- [Exercise goal]:
Below are the records; copy each line in them that holds the word "Rules".

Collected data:
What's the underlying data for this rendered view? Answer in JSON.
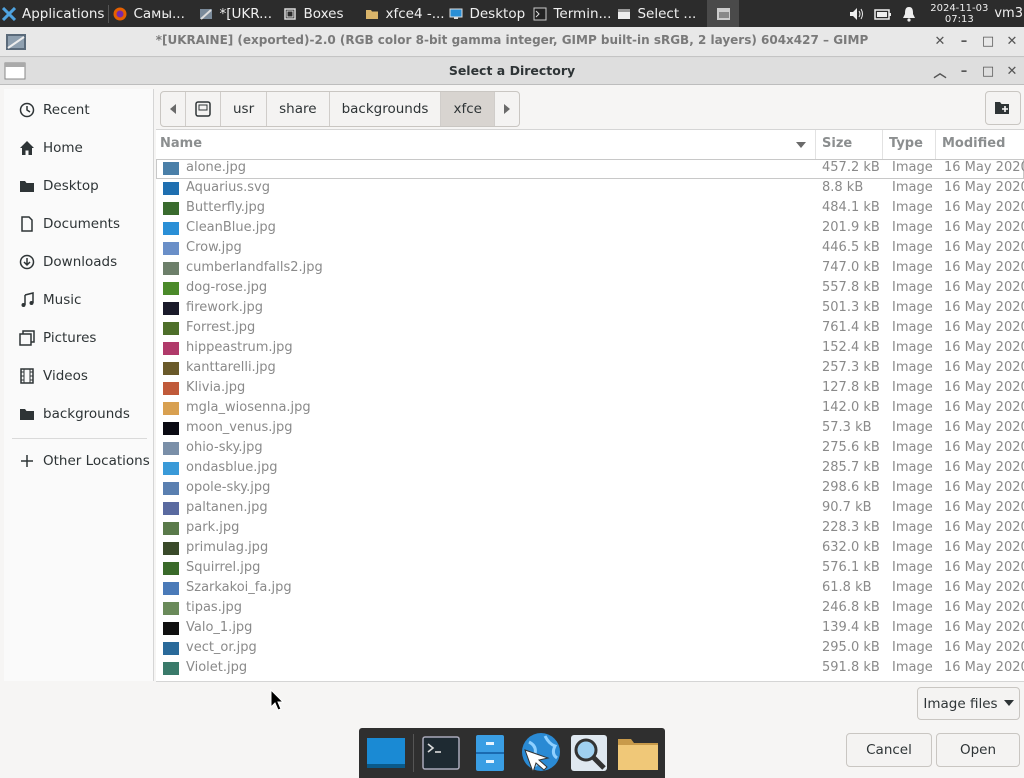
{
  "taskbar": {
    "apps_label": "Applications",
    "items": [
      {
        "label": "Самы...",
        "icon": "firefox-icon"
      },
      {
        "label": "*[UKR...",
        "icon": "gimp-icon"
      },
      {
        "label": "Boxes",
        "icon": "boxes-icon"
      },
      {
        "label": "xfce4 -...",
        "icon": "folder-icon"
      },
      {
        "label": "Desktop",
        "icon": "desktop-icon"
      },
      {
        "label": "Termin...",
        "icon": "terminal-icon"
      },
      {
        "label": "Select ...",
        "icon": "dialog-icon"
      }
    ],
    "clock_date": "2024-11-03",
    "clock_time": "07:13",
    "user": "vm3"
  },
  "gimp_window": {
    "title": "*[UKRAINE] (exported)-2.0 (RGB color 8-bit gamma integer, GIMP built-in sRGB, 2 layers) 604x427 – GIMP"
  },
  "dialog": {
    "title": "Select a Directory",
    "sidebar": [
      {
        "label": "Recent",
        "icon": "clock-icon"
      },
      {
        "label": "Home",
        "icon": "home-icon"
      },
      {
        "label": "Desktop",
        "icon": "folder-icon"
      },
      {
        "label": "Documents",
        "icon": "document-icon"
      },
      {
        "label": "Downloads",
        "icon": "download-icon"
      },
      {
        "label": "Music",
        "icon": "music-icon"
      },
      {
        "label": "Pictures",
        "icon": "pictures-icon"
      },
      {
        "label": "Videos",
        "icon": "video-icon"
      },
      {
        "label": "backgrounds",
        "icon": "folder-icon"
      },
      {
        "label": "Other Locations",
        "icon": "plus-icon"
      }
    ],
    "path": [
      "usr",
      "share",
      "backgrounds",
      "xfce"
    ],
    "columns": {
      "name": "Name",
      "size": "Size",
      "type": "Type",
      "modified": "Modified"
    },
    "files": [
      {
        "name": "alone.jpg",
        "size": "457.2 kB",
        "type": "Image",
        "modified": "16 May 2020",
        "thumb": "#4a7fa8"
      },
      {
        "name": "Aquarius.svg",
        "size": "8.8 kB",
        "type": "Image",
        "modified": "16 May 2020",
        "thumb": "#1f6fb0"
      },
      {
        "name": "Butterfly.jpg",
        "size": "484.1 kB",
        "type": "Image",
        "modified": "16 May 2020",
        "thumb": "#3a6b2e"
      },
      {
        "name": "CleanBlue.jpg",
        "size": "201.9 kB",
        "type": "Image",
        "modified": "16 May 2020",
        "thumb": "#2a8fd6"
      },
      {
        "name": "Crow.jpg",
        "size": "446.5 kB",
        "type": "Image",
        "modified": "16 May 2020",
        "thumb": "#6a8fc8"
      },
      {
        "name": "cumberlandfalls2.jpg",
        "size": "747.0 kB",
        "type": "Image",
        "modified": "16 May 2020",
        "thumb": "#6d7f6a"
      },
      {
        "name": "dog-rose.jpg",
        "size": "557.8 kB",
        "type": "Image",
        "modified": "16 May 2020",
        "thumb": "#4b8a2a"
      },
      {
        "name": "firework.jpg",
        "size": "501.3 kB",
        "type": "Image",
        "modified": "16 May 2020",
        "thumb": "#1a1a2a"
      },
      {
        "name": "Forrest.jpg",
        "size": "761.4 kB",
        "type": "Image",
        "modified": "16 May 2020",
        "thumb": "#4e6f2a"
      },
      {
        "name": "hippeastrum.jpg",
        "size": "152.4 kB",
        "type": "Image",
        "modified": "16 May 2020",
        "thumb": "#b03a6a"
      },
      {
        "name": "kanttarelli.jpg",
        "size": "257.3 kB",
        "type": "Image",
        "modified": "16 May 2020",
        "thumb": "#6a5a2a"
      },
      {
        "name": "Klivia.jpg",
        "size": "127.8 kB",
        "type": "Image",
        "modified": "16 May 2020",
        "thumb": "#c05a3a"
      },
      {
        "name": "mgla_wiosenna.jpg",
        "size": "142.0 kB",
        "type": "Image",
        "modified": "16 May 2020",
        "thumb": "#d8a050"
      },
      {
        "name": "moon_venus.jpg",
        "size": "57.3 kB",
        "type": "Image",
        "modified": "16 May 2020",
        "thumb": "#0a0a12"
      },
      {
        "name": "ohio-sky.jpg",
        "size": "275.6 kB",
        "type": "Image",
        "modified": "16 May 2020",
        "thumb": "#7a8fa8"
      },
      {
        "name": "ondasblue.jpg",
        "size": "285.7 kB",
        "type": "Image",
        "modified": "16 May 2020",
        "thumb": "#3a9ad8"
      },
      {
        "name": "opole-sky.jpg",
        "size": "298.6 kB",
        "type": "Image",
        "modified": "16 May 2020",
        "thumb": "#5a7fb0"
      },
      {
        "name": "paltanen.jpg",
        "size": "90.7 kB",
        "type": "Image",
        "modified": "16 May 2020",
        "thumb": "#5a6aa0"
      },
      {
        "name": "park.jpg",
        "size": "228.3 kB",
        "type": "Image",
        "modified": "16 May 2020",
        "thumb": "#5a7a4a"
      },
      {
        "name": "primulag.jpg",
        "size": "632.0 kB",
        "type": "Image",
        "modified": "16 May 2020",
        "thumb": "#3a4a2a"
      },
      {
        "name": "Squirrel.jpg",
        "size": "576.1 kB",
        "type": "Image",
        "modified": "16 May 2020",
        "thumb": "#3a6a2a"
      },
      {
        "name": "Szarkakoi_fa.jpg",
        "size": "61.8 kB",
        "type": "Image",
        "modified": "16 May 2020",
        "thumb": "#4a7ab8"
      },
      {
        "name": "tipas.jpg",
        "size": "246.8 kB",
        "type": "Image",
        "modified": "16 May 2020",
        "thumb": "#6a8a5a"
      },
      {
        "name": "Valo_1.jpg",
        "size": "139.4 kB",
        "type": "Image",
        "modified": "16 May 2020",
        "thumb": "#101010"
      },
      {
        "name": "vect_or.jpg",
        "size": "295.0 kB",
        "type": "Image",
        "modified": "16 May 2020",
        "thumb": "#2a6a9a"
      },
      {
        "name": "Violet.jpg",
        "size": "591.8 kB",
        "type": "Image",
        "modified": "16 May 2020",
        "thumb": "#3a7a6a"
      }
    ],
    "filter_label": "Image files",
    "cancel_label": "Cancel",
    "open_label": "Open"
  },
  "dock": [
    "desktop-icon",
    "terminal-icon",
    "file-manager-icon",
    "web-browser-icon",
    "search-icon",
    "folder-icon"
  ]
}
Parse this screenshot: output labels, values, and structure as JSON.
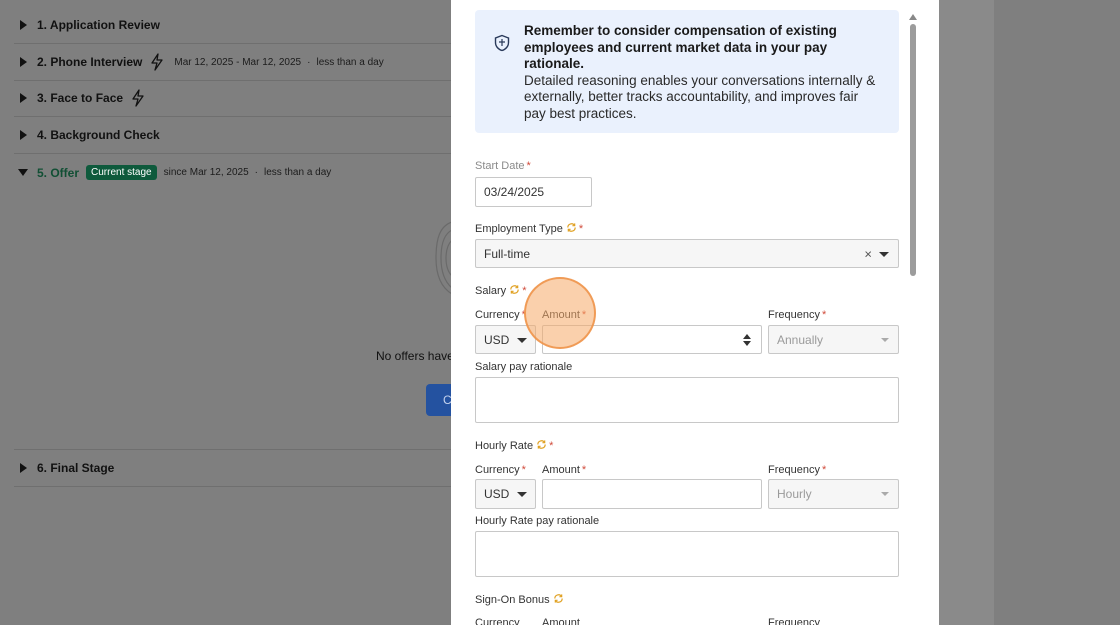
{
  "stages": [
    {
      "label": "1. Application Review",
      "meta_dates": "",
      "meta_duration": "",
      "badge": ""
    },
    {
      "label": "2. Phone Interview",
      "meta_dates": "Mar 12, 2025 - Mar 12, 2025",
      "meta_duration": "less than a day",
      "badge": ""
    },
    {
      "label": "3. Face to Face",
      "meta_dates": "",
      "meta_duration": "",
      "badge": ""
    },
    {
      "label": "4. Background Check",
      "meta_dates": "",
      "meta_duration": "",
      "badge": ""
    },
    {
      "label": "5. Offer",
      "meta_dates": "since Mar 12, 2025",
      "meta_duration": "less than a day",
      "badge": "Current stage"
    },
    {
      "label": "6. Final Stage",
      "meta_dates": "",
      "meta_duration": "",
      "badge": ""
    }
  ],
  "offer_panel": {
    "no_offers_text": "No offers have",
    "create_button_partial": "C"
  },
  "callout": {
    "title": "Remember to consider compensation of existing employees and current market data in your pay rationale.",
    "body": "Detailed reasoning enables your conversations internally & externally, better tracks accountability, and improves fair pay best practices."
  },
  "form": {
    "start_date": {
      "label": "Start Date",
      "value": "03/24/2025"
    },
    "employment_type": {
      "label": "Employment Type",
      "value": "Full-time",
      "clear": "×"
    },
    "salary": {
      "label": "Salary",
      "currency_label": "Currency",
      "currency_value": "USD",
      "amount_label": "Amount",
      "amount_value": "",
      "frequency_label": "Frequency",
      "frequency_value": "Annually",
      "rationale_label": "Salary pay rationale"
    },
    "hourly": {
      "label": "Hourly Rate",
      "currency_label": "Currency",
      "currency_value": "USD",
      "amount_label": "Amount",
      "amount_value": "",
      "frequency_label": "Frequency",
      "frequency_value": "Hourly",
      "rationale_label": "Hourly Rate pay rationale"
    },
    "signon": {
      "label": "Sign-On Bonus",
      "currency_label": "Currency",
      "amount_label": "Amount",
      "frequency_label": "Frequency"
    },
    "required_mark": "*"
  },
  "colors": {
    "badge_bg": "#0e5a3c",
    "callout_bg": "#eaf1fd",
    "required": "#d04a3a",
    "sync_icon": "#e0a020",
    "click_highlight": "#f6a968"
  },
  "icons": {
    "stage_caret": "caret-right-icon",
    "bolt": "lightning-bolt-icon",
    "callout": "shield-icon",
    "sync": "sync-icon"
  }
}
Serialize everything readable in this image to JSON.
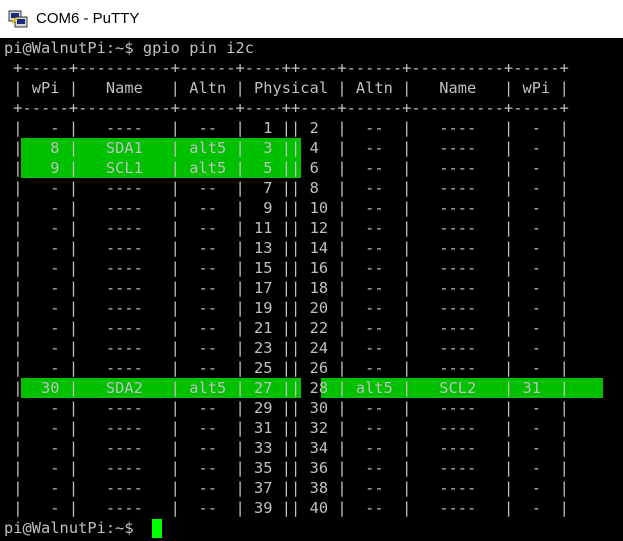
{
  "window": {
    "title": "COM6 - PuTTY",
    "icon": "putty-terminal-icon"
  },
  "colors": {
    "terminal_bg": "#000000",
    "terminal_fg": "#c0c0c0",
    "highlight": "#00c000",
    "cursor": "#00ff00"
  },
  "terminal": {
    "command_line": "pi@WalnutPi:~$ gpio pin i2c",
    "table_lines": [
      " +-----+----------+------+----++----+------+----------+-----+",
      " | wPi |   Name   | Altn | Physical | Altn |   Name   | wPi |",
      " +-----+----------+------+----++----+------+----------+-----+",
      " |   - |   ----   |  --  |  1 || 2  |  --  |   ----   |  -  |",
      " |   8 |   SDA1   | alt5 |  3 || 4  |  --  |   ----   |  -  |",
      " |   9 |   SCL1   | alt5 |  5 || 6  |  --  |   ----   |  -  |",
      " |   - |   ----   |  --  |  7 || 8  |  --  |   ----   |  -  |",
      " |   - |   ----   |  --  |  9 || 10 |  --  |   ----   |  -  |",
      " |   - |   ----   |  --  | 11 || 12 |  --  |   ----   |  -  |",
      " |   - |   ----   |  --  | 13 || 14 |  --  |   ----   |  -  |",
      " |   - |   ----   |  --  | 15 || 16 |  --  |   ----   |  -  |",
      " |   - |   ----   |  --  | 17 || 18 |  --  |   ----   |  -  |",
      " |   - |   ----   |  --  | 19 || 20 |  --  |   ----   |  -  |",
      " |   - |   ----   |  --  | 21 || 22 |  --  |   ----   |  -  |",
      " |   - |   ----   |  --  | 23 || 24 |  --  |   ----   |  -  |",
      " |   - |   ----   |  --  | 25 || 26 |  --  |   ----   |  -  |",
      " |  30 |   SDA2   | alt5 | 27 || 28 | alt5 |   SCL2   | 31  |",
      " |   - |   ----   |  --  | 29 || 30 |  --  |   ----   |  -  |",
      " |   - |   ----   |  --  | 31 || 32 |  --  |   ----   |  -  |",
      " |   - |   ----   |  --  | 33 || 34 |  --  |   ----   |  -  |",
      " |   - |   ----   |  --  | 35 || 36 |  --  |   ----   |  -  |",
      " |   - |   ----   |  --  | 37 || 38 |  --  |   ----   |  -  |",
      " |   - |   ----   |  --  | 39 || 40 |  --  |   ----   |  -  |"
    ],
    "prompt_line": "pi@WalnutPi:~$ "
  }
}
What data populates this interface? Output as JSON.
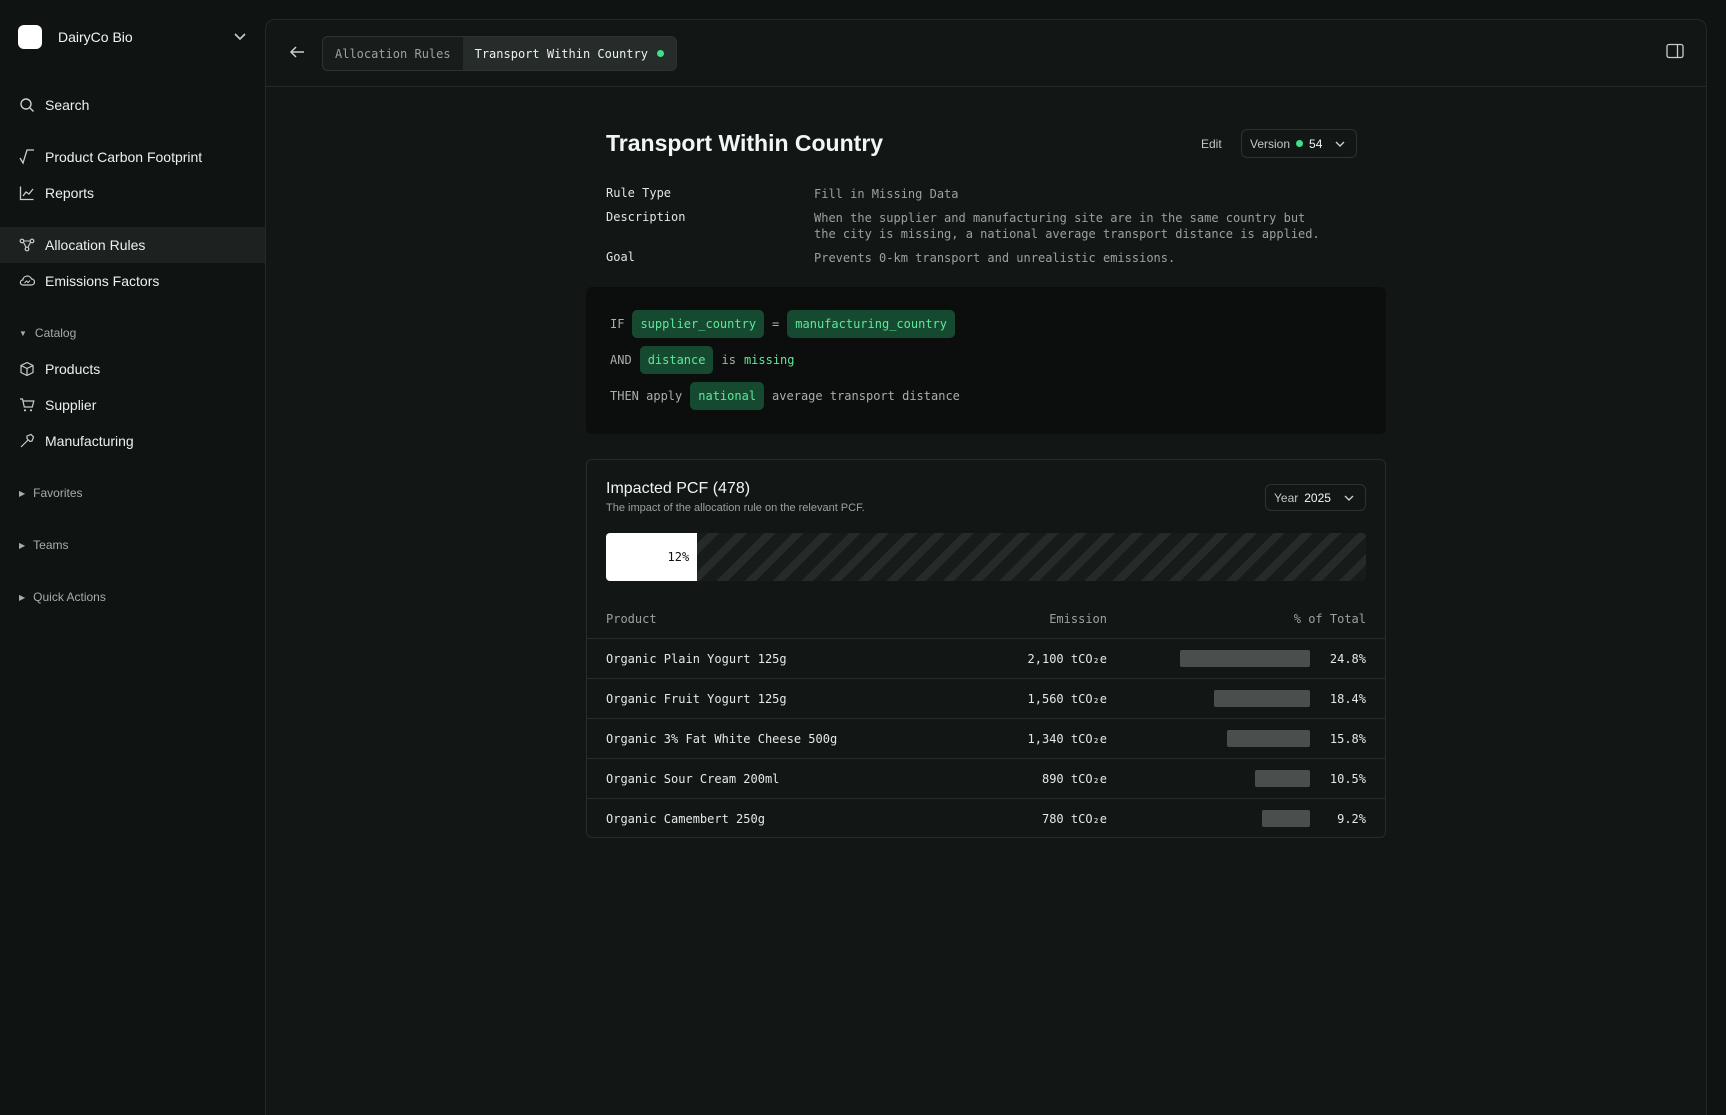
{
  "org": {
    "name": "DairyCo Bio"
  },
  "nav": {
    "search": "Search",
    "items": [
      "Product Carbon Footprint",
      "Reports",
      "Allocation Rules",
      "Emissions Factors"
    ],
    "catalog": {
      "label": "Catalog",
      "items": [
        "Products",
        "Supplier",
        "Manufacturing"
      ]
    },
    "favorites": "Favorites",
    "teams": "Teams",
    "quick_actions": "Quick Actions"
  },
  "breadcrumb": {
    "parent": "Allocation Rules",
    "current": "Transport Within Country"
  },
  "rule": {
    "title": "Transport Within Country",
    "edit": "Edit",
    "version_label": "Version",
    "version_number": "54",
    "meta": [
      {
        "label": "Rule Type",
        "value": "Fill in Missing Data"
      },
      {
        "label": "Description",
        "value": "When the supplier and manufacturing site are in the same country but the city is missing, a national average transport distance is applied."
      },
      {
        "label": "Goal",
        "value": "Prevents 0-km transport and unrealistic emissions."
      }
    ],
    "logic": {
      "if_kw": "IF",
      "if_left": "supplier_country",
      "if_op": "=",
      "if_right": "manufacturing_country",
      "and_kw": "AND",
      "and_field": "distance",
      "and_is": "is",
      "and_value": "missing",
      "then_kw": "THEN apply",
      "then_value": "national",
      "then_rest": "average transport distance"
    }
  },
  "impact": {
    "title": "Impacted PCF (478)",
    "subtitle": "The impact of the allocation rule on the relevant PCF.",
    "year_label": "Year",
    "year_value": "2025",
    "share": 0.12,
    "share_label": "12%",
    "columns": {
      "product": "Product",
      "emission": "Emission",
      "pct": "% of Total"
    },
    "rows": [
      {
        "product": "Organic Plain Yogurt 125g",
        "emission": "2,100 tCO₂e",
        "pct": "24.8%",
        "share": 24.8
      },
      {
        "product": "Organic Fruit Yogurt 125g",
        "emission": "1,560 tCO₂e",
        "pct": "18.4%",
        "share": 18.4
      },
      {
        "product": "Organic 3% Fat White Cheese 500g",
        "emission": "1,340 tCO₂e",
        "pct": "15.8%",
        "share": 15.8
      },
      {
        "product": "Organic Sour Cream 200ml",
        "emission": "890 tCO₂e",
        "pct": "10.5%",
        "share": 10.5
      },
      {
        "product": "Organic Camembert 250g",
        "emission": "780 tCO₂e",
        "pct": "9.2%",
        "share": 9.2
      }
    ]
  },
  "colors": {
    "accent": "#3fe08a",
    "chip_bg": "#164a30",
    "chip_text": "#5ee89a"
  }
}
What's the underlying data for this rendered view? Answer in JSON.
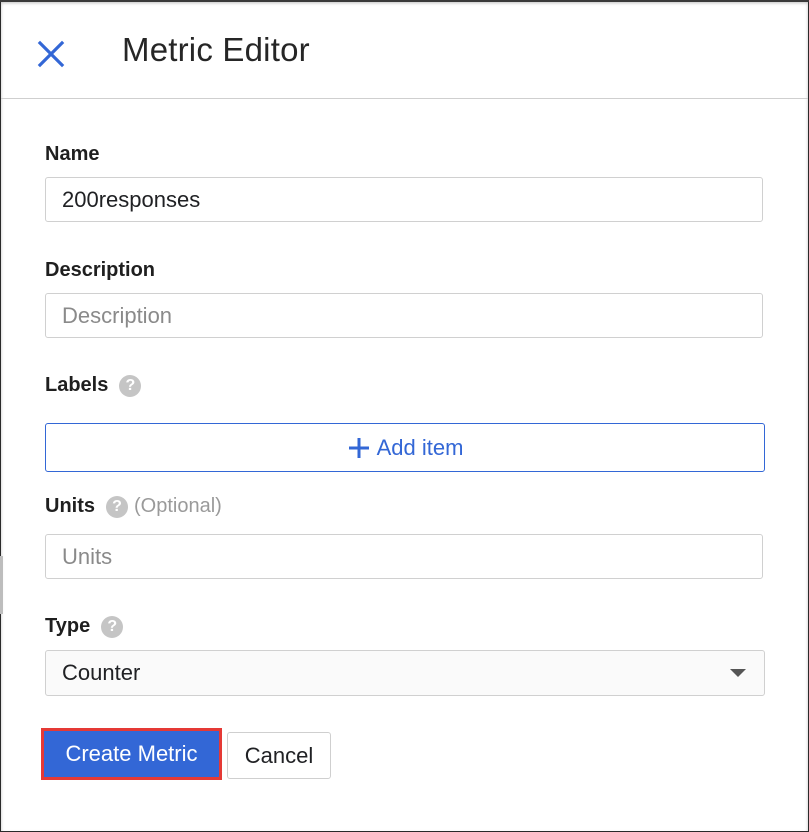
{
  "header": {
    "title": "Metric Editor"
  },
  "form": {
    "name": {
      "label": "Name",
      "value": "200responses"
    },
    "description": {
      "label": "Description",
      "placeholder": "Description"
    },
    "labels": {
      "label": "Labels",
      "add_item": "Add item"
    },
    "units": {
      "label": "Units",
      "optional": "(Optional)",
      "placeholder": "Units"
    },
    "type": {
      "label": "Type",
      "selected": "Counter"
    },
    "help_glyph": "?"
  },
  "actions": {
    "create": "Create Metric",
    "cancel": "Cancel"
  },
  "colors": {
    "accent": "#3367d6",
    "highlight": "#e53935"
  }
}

- [Task response]:
      "Allocation Rules",
    "parent": "Allocation Rules",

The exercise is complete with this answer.